Dataset records:
——————————

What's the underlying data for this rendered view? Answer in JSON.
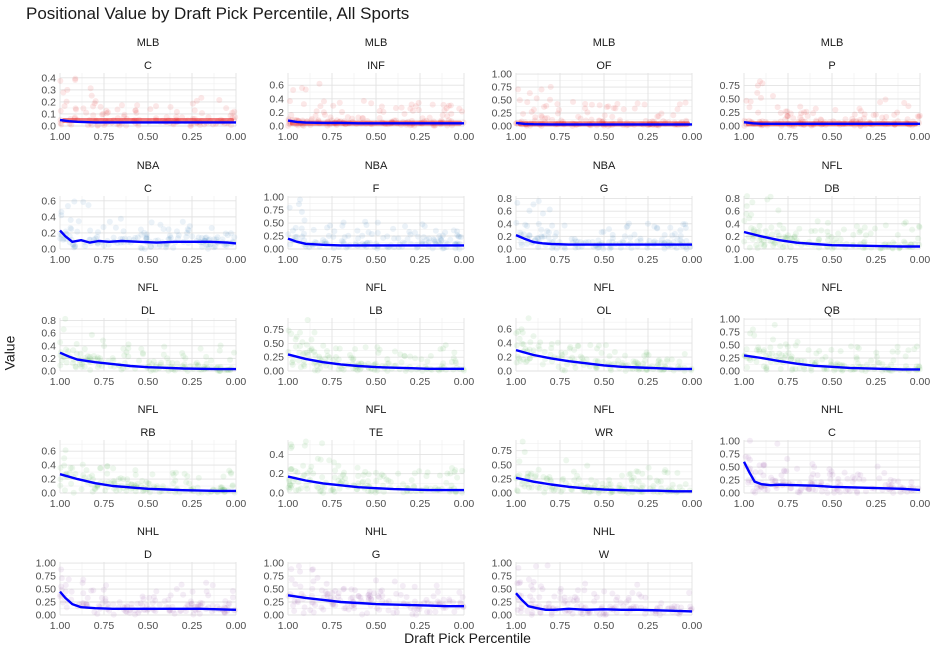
{
  "chart_data": {
    "type": "scatter",
    "title": "Positional Value by Draft Pick Percentile, All Sports",
    "xlabel": "Draft Pick Percentile",
    "ylabel": "Value",
    "x_reversed": true,
    "xlim": [
      1.0,
      0.0
    ],
    "x_ticks": [
      "1.00",
      "0.75",
      "0.50",
      "0.25",
      "0.00"
    ],
    "grid": true,
    "legend": "none",
    "sport_colors": {
      "MLB": "#e41a1c",
      "NBA": "#377eb8",
      "NFL": "#4daf4a",
      "NHL": "#984ea3"
    },
    "trend_color": "#0000ff",
    "panels": [
      {
        "league": "MLB",
        "position": "C",
        "ylim": [
          0,
          0.44
        ],
        "y_ticks": [
          "0.0",
          "0.1",
          "0.2",
          "0.3",
          "0.4"
        ],
        "smooth": {
          "x": [
            1.0,
            0.95,
            0.9,
            0.8,
            0.7,
            0.6,
            0.5,
            0.4,
            0.3,
            0.2,
            0.1,
            0.0
          ],
          "y": [
            0.05,
            0.04,
            0.035,
            0.03,
            0.03,
            0.03,
            0.03,
            0.03,
            0.03,
            0.03,
            0.03,
            0.03
          ]
        }
      },
      {
        "league": "MLB",
        "position": "INF",
        "ylim": [
          0,
          0.78
        ],
        "y_ticks": [
          "0.0",
          "0.2",
          "0.4",
          "0.6"
        ],
        "smooth": {
          "x": [
            1.0,
            0.95,
            0.9,
            0.8,
            0.7,
            0.6,
            0.5,
            0.4,
            0.3,
            0.2,
            0.1,
            0.0
          ],
          "y": [
            0.08,
            0.06,
            0.05,
            0.045,
            0.045,
            0.04,
            0.04,
            0.04,
            0.04,
            0.04,
            0.04,
            0.04
          ]
        }
      },
      {
        "league": "MLB",
        "position": "OF",
        "ylim": [
          0,
          1.02
        ],
        "y_ticks": [
          "0.00",
          "0.25",
          "0.50",
          "0.75",
          "1.00"
        ],
        "smooth": {
          "x": [
            1.0,
            0.95,
            0.9,
            0.8,
            0.7,
            0.6,
            0.5,
            0.4,
            0.3,
            0.2,
            0.1,
            0.0
          ],
          "y": [
            0.06,
            0.04,
            0.035,
            0.03,
            0.03,
            0.03,
            0.03,
            0.03,
            0.03,
            0.03,
            0.03,
            0.03
          ]
        }
      },
      {
        "league": "MLB",
        "position": "P",
        "ylim": [
          0,
          0.98
        ],
        "y_ticks": [
          "0.00",
          "0.25",
          "0.50",
          "0.75"
        ],
        "smooth": {
          "x": [
            1.0,
            0.95,
            0.9,
            0.8,
            0.7,
            0.6,
            0.5,
            0.4,
            0.3,
            0.2,
            0.1,
            0.0
          ],
          "y": [
            0.07,
            0.05,
            0.04,
            0.04,
            0.04,
            0.04,
            0.04,
            0.04,
            0.04,
            0.04,
            0.04,
            0.04
          ]
        }
      },
      {
        "league": "NBA",
        "position": "C",
        "ylim": [
          0,
          0.66
        ],
        "y_ticks": [
          "0.0",
          "0.2",
          "0.4",
          "0.6"
        ],
        "smooth": {
          "x": [
            1.0,
            0.97,
            0.93,
            0.88,
            0.83,
            0.78,
            0.72,
            0.65,
            0.55,
            0.45,
            0.35,
            0.25,
            0.15,
            0.05,
            0.0
          ],
          "y": [
            0.23,
            0.16,
            0.09,
            0.11,
            0.08,
            0.1,
            0.09,
            0.1,
            0.09,
            0.08,
            0.09,
            0.09,
            0.09,
            0.08,
            0.07
          ]
        }
      },
      {
        "league": "NBA",
        "position": "F",
        "ylim": [
          0,
          1.02
        ],
        "y_ticks": [
          "0.00",
          "0.25",
          "0.50",
          "0.75",
          "1.00"
        ],
        "smooth": {
          "x": [
            1.0,
            0.95,
            0.9,
            0.8,
            0.7,
            0.6,
            0.5,
            0.4,
            0.3,
            0.2,
            0.1,
            0.0
          ],
          "y": [
            0.2,
            0.14,
            0.1,
            0.08,
            0.07,
            0.07,
            0.07,
            0.07,
            0.07,
            0.07,
            0.07,
            0.07
          ]
        }
      },
      {
        "league": "NBA",
        "position": "G",
        "ylim": [
          0,
          0.84
        ],
        "y_ticks": [
          "0.0",
          "0.2",
          "0.4",
          "0.6",
          "0.8"
        ],
        "smooth": {
          "x": [
            1.0,
            0.95,
            0.9,
            0.85,
            0.8,
            0.7,
            0.6,
            0.5,
            0.4,
            0.3,
            0.2,
            0.1,
            0.0
          ],
          "y": [
            0.22,
            0.16,
            0.11,
            0.09,
            0.08,
            0.07,
            0.07,
            0.07,
            0.07,
            0.07,
            0.07,
            0.07,
            0.07
          ]
        }
      },
      {
        "league": "NFL",
        "position": "DB",
        "ylim": [
          0,
          0.84
        ],
        "y_ticks": [
          "0.0",
          "0.2",
          "0.4",
          "0.6",
          "0.8"
        ],
        "smooth": {
          "x": [
            1.0,
            0.9,
            0.8,
            0.7,
            0.6,
            0.5,
            0.4,
            0.3,
            0.2,
            0.1,
            0.0
          ],
          "y": [
            0.27,
            0.2,
            0.14,
            0.1,
            0.08,
            0.06,
            0.055,
            0.05,
            0.045,
            0.04,
            0.04
          ]
        }
      },
      {
        "league": "NFL",
        "position": "DL",
        "ylim": [
          0,
          0.84
        ],
        "y_ticks": [
          "0.0",
          "0.2",
          "0.4",
          "0.6",
          "0.8"
        ],
        "smooth": {
          "x": [
            1.0,
            0.95,
            0.9,
            0.8,
            0.7,
            0.6,
            0.5,
            0.4,
            0.3,
            0.2,
            0.1,
            0.0
          ],
          "y": [
            0.29,
            0.23,
            0.18,
            0.14,
            0.11,
            0.08,
            0.06,
            0.05,
            0.04,
            0.035,
            0.03,
            0.03
          ]
        }
      },
      {
        "league": "NFL",
        "position": "LB",
        "ylim": [
          0,
          0.96
        ],
        "y_ticks": [
          "0.00",
          "0.25",
          "0.50",
          "0.75"
        ],
        "smooth": {
          "x": [
            1.0,
            0.9,
            0.8,
            0.7,
            0.6,
            0.5,
            0.4,
            0.3,
            0.2,
            0.1,
            0.0
          ],
          "y": [
            0.3,
            0.22,
            0.16,
            0.12,
            0.09,
            0.07,
            0.06,
            0.05,
            0.04,
            0.04,
            0.04
          ]
        }
      },
      {
        "league": "NFL",
        "position": "OL",
        "ylim": [
          0,
          0.76
        ],
        "y_ticks": [
          "0.0",
          "0.2",
          "0.4",
          "0.6"
        ],
        "smooth": {
          "x": [
            1.0,
            0.9,
            0.8,
            0.7,
            0.6,
            0.5,
            0.4,
            0.3,
            0.2,
            0.1,
            0.0
          ],
          "y": [
            0.3,
            0.23,
            0.18,
            0.14,
            0.11,
            0.08,
            0.06,
            0.05,
            0.04,
            0.03,
            0.03
          ]
        }
      },
      {
        "league": "NFL",
        "position": "QB",
        "ylim": [
          0,
          1.02
        ],
        "y_ticks": [
          "0.00",
          "0.25",
          "0.50",
          "0.75",
          "1.00"
        ],
        "smooth": {
          "x": [
            1.0,
            0.9,
            0.8,
            0.7,
            0.6,
            0.5,
            0.4,
            0.3,
            0.2,
            0.1,
            0.0
          ],
          "y": [
            0.3,
            0.25,
            0.19,
            0.14,
            0.1,
            0.08,
            0.06,
            0.05,
            0.04,
            0.03,
            0.03
          ]
        }
      },
      {
        "league": "NFL",
        "position": "RB",
        "ylim": [
          0,
          0.76
        ],
        "y_ticks": [
          "0.0",
          "0.2",
          "0.4",
          "0.6"
        ],
        "smooth": {
          "x": [
            1.0,
            0.9,
            0.8,
            0.7,
            0.6,
            0.5,
            0.4,
            0.3,
            0.2,
            0.1,
            0.0
          ],
          "y": [
            0.27,
            0.2,
            0.14,
            0.1,
            0.08,
            0.06,
            0.05,
            0.04,
            0.035,
            0.03,
            0.03
          ]
        }
      },
      {
        "league": "NFL",
        "position": "TE",
        "ylim": [
          0,
          0.55
        ],
        "y_ticks": [
          "0.0",
          "0.2",
          "0.4"
        ],
        "smooth": {
          "x": [
            1.0,
            0.9,
            0.8,
            0.7,
            0.6,
            0.5,
            0.4,
            0.3,
            0.2,
            0.1,
            0.0
          ],
          "y": [
            0.17,
            0.13,
            0.1,
            0.08,
            0.06,
            0.05,
            0.04,
            0.035,
            0.03,
            0.03,
            0.03
          ]
        }
      },
      {
        "league": "NFL",
        "position": "WR",
        "ylim": [
          0,
          0.94
        ],
        "y_ticks": [
          "0.00",
          "0.25",
          "0.50",
          "0.75"
        ],
        "smooth": {
          "x": [
            1.0,
            0.9,
            0.8,
            0.7,
            0.6,
            0.5,
            0.4,
            0.3,
            0.2,
            0.1,
            0.0
          ],
          "y": [
            0.27,
            0.2,
            0.15,
            0.11,
            0.08,
            0.06,
            0.05,
            0.04,
            0.04,
            0.03,
            0.03
          ]
        }
      },
      {
        "league": "NHL",
        "position": "C",
        "ylim": [
          0,
          1.02
        ],
        "y_ticks": [
          "0.00",
          "0.25",
          "0.50",
          "0.75",
          "1.00"
        ],
        "smooth": {
          "x": [
            1.0,
            0.97,
            0.94,
            0.9,
            0.85,
            0.8,
            0.7,
            0.6,
            0.5,
            0.4,
            0.3,
            0.2,
            0.1,
            0.0
          ],
          "y": [
            0.6,
            0.4,
            0.22,
            0.17,
            0.15,
            0.16,
            0.15,
            0.14,
            0.12,
            0.11,
            0.1,
            0.09,
            0.08,
            0.06
          ]
        }
      },
      {
        "league": "NHL",
        "position": "D",
        "ylim": [
          0,
          1.02
        ],
        "y_ticks": [
          "0.00",
          "0.25",
          "0.50",
          "0.75",
          "1.00"
        ],
        "smooth": {
          "x": [
            1.0,
            0.97,
            0.93,
            0.88,
            0.8,
            0.7,
            0.6,
            0.5,
            0.4,
            0.3,
            0.2,
            0.1,
            0.0
          ],
          "y": [
            0.45,
            0.33,
            0.21,
            0.15,
            0.13,
            0.12,
            0.12,
            0.12,
            0.12,
            0.12,
            0.12,
            0.11,
            0.1
          ]
        }
      },
      {
        "league": "NHL",
        "position": "G",
        "ylim": [
          0,
          1.02
        ],
        "y_ticks": [
          "0.00",
          "0.25",
          "0.50",
          "0.75",
          "1.00"
        ],
        "smooth": {
          "x": [
            1.0,
            0.9,
            0.8,
            0.7,
            0.6,
            0.5,
            0.4,
            0.3,
            0.2,
            0.1,
            0.0
          ],
          "y": [
            0.38,
            0.33,
            0.29,
            0.25,
            0.23,
            0.21,
            0.2,
            0.19,
            0.18,
            0.17,
            0.17
          ]
        }
      },
      {
        "league": "NHL",
        "position": "W",
        "ylim": [
          0,
          1.02
        ],
        "y_ticks": [
          "0.00",
          "0.25",
          "0.50",
          "0.75",
          "1.00"
        ],
        "smooth": {
          "x": [
            1.0,
            0.97,
            0.93,
            0.88,
            0.83,
            0.78,
            0.7,
            0.6,
            0.5,
            0.4,
            0.3,
            0.2,
            0.1,
            0.0
          ],
          "y": [
            0.42,
            0.3,
            0.17,
            0.13,
            0.1,
            0.1,
            0.12,
            0.1,
            0.11,
            0.1,
            0.1,
            0.09,
            0.08,
            0.07
          ]
        }
      }
    ]
  }
}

——————————

• Challenge: Copy out each line of the data containing the string "Value".

• Solution to the problem:
    "title": "Positional Value by Draft Pick Percentile, All Sports",
    "ylabel": "Value",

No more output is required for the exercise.